**What you have to do**
Turn the lines below into a numbered list, skipping any blank lines and leaving out the pictures.

(Element boundary records)

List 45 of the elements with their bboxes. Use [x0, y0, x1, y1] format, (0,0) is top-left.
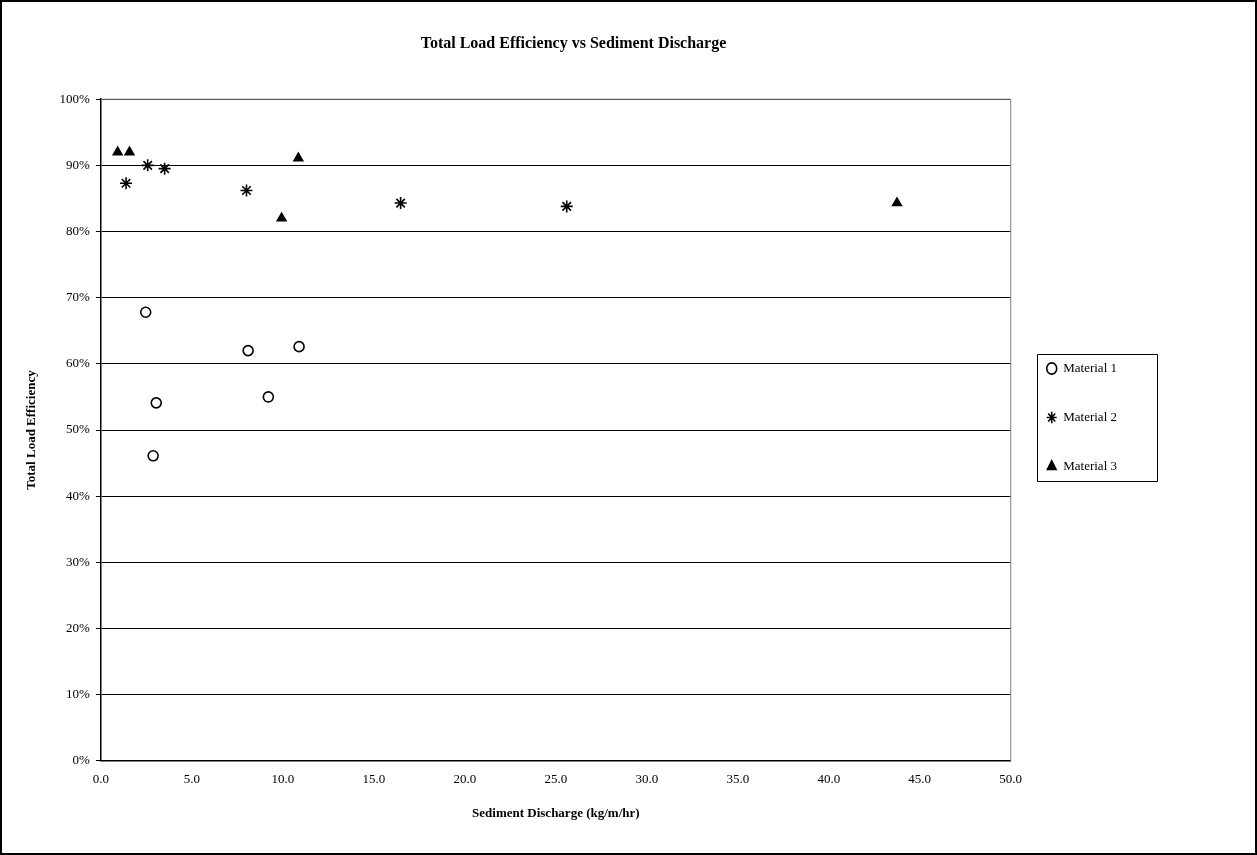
point — [139, 306, 152, 319]
point — [293, 152, 304, 162]
y-tick-label: 90% — [66, 156, 91, 172]
chart-title: Total Load Efficiency vs Sediment Discharge — [420, 33, 727, 52]
y-tick-label: 60% — [66, 355, 91, 371]
y-tick-label: 70% — [66, 289, 91, 305]
x-tick-label: 40.0 — [817, 771, 841, 787]
point — [112, 146, 123, 156]
point — [293, 340, 305, 353]
y-tick-label: 20% — [66, 619, 91, 635]
legend-label: Material 1 — [1063, 359, 1118, 375]
point — [393, 196, 408, 210]
point — [157, 161, 172, 176]
legend-label: Material 3 — [1063, 457, 1118, 473]
x-tick-label: 45.0 — [908, 771, 932, 787]
point — [242, 344, 254, 357]
y-tick-label: 100% — [59, 90, 91, 106]
point — [262, 391, 275, 403]
y-tick-label: 30% — [66, 553, 91, 569]
y-axis-title: Total Load Efficiency — [23, 369, 39, 490]
point — [150, 397, 163, 409]
x-tick-label: 20.0 — [453, 771, 477, 787]
y-tick-label: 50% — [66, 421, 91, 437]
x-tick-label: 0.0 — [92, 771, 110, 787]
x-tick-label: 35.0 — [726, 771, 750, 787]
y-tick-label: 10% — [66, 686, 91, 702]
y-tick-label: 0% — [72, 752, 91, 768]
x-tick-label: 25.0 — [544, 771, 568, 787]
legend-label: Material 2 — [1063, 408, 1118, 424]
point — [891, 197, 903, 207]
x-tick-label: 30.0 — [635, 771, 659, 787]
x-tick-label: 50.0 — [999, 771, 1023, 787]
point — [140, 158, 155, 173]
point — [239, 183, 254, 198]
x-tick-label: 10.0 — [271, 771, 295, 787]
point — [147, 450, 159, 462]
point — [276, 212, 287, 222]
x-tick-label: 5.0 — [183, 771, 201, 787]
x-axis-title: Sediment Discharge (kg/m/hr) — [472, 804, 640, 820]
y-tick-label: 40% — [66, 487, 91, 503]
x-tick-label: 15.0 — [362, 771, 386, 787]
point — [119, 176, 133, 191]
point — [124, 146, 135, 156]
point — [559, 199, 574, 214]
y-tick-label: 80% — [66, 222, 91, 238]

**The completed task**
1. List 45 of the elements with their bboxes. Use [x0, y0, x1, y1] format, (0,0) is top-left.
2. point — [139, 306, 152, 319]
3. point — [293, 152, 304, 162]
4. y-tick-label: 90% — [66, 156, 91, 172]
5. chart-title: Total Load Efficiency vs Sediment Discharge — [420, 33, 727, 52]
6. y-tick-label: 60% — [66, 355, 91, 371]
7. y-tick-label: 70% — [66, 289, 91, 305]
8. x-tick-label: 40.0 — [817, 771, 841, 787]
9. point — [112, 146, 123, 156]
10. point — [293, 340, 305, 353]
11. y-tick-label: 20% — [66, 619, 91, 635]
12. legend-label: Material 1 — [1063, 359, 1118, 375]
13. point — [393, 196, 408, 210]
14. point — [157, 161, 172, 176]
15. legend-label: Material 3 — [1063, 457, 1118, 473]
16. x-tick-label: 45.0 — [908, 771, 932, 787]
17. point — [242, 344, 254, 357]
18. y-tick-label: 100% — [59, 90, 91, 106]
19. point — [262, 391, 275, 403]
20. y-tick-label: 30% — [66, 553, 91, 569]
21. y-axis-title: Total Load Efficiency — [23, 369, 39, 490]
22. point — [150, 397, 163, 409]
23. x-tick-label: 20.0 — [453, 771, 477, 787]
24. y-tick-label: 50% — [66, 421, 91, 437]
25. x-tick-label: 0.0 — [92, 771, 110, 787]
26. x-tick-label: 35.0 — [726, 771, 750, 787]
27. y-tick-label: 10% — [66, 686, 91, 702]
28. y-tick-label: 0% — [72, 752, 91, 768]
29. x-tick-label: 25.0 — [544, 771, 568, 787]
30. legend-label: Material 2 — [1063, 408, 1118, 424]
31. point — [891, 197, 903, 207]
32. x-tick-label: 30.0 — [635, 771, 659, 787]
33. x-tick-label: 50.0 — [999, 771, 1023, 787]
34. point — [140, 158, 155, 173]
35. point — [239, 183, 254, 198]
36. x-tick-label: 10.0 — [271, 771, 295, 787]
37. point — [147, 450, 159, 462]
38. point — [276, 212, 287, 222]
39. x-tick-label: 5.0 — [183, 771, 201, 787]
40. x-axis-title: Sediment Discharge (kg/m/hr) — [472, 804, 640, 820]
41. y-tick-label: 40% — [66, 487, 91, 503]
42. x-tick-label: 15.0 — [362, 771, 386, 787]
43. point — [119, 176, 133, 191]
44. point — [124, 146, 135, 156]
45. point — [559, 199, 574, 214]
46. y-tick-label: 80% — [66, 222, 91, 238]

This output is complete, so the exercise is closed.